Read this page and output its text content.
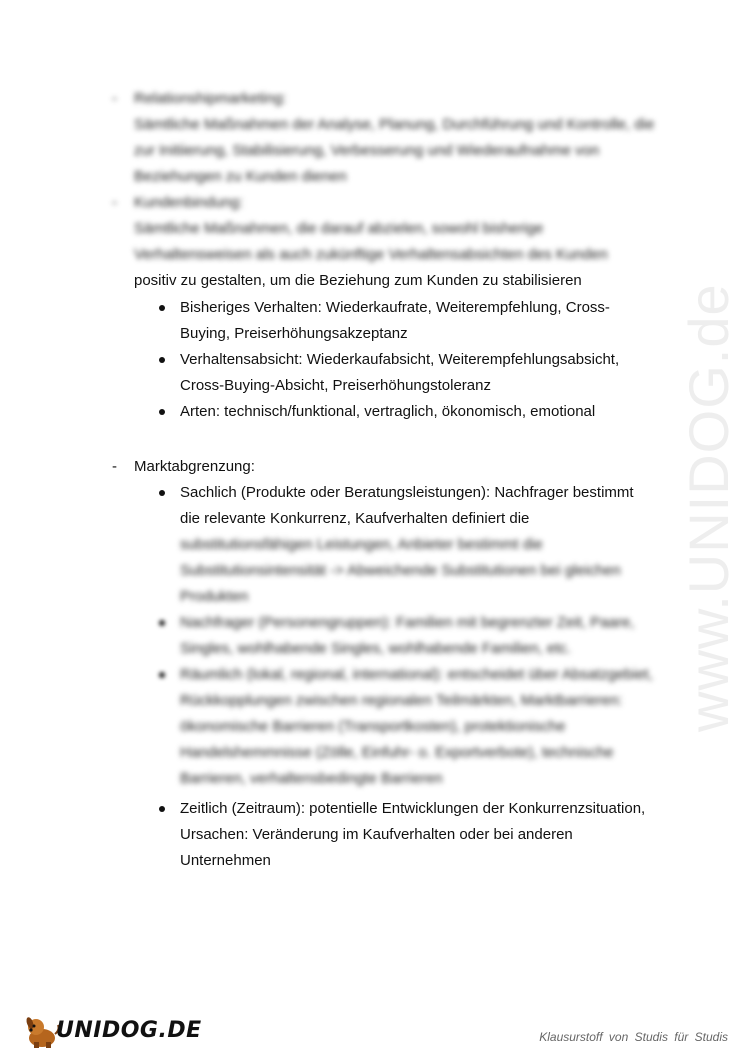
www.UNIDOG.de
- Relationshipmarketing:
Sämtliche Maßnahmen der Analyse, Planung, Durchführung und Kontrolle, die
zur Initiierung, Stabilisierung, Verbesserung und Wiederaufnahme von
Beziehungen zu Kunden dienen
- Kundenbindung:
Sämtliche Maßnahmen, die darauf abzielen, sowohl bisherige
Verhaltensweisen als auch zukünftige Verhaltensabsichten des Kunden
positiv zu gestalten, um die Beziehung zum Kunden zu stabilisieren
Bisheriges Verhalten: Wiederkaufrate, Weiterempfehlung, Cross-
Buying, Preiserhöhungsakzeptanz
Verhaltensabsicht: Wiederkaufabsicht, Weiterempfehlungsabsicht,
Cross-Buying-Absicht, Preiserhöhungstoleranz
Arten: technisch/funktional, vertraglich, ökonomisch, emotional
- Marktabgrenzung:
Sachlich (Produkte oder Beratungsleistungen): Nachfrager bestimmt
die relevante Konkurrenz, Kaufverhalten definiert die
substitutionsfähigen Leistungen, Anbieter bestimmt die
Substitutionsintensität -> Abweichende Substitutionen bei gleichen
Produkten
Nachfrager (Personengruppen): Familien mit begrenzter Zeit, Paare,
Singles, wohlhabende Singles, wohlhabende Familien, etc.
Räumlich (lokal, regional, international): entscheidet über Absatzgebiet,
Rückkopplungen zwischen regionalen Teilmärkten, Marktbarrieren:
ökonomische Barrieren (Transportkosten), protektionische
Handelshemmnisse (Zölle, Einfuhr- o. Exportverbote), technische
Barrieren, verhaltensbedingte Barrieren
Zeitlich (Zeitraum): potentielle Entwicklungen der Konkurrenzsituation,
Ursachen: Veränderung im Kaufverhalten oder bei anderen
Unternehmen
UNIDOG.DE	Klausurstoff von Studis für Studis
•••••
• _Required task_: Can you retype every record above exactly, leaving out the pictures?

• _Output for this exercise_:
Read this page and output its text content.
www.UNIDOG.de
- Relationshipmarketing:
Sämtliche Maßnahmen der Analyse, Planung, Durchführung und Kontrolle, die
zur Initiierung, Stabilisierung, Verbesserung und Wiederaufnahme von
Beziehungen zu Kunden dienen
- Kundenbindung:
Sämtliche Maßnahmen, die darauf abzielen, sowohl bisherige
Verhaltensweisen als auch zukünftige Verhaltensabsichten des Kunden
positiv zu gestalten, um die Beziehung zum Kunden zu stabilisieren
Bisheriges Verhalten: Wiederkaufrate, Weiterempfehlung, Cross-
Buying, Preiserhöhungsakzeptanz
Verhaltensabsicht: Wiederkaufabsicht, Weiterempfehlungsabsicht,
Cross-Buying-Absicht, Preiserhöhungstoleranz
Arten: technisch/funktional, vertraglich, ökonomisch, emotional
- Marktabgrenzung:
Sachlich (Produkte oder Beratungsleistungen): Nachfrager bestimmt
die relevante Konkurrenz, Kaufverhalten definiert die
substitutionsfähigen Leistungen, Anbieter bestimmt die
Substitutionsintensität -> Abweichende Substitutionen bei gleichen
Produkten
Nachfrager (Personengruppen): Familien mit begrenzter Zeit, Paare,
Singles, wohlhabende Singles, wohlhabende Familien, etc.
Räumlich (lokal, regional, international): entscheidet über Absatzgebiet,
Rückkopplungen zwischen regionalen Teilmärkten, Marktbarrieren:
ökonomische Barrieren (Transportkosten), protektionische
Handelshemmnisse (Zölle, Einfuhr- o. Exportverbote), technische
Barrieren, verhaltensbedingte Barrieren
Zeitlich (Zeitraum): potentielle Entwicklungen der Konkurrenzsituation,
Ursachen: Veränderung im Kaufverhalten oder bei anderen
Unternehmen
UNIDOG.DE	Klausurstoff von Studis für Studis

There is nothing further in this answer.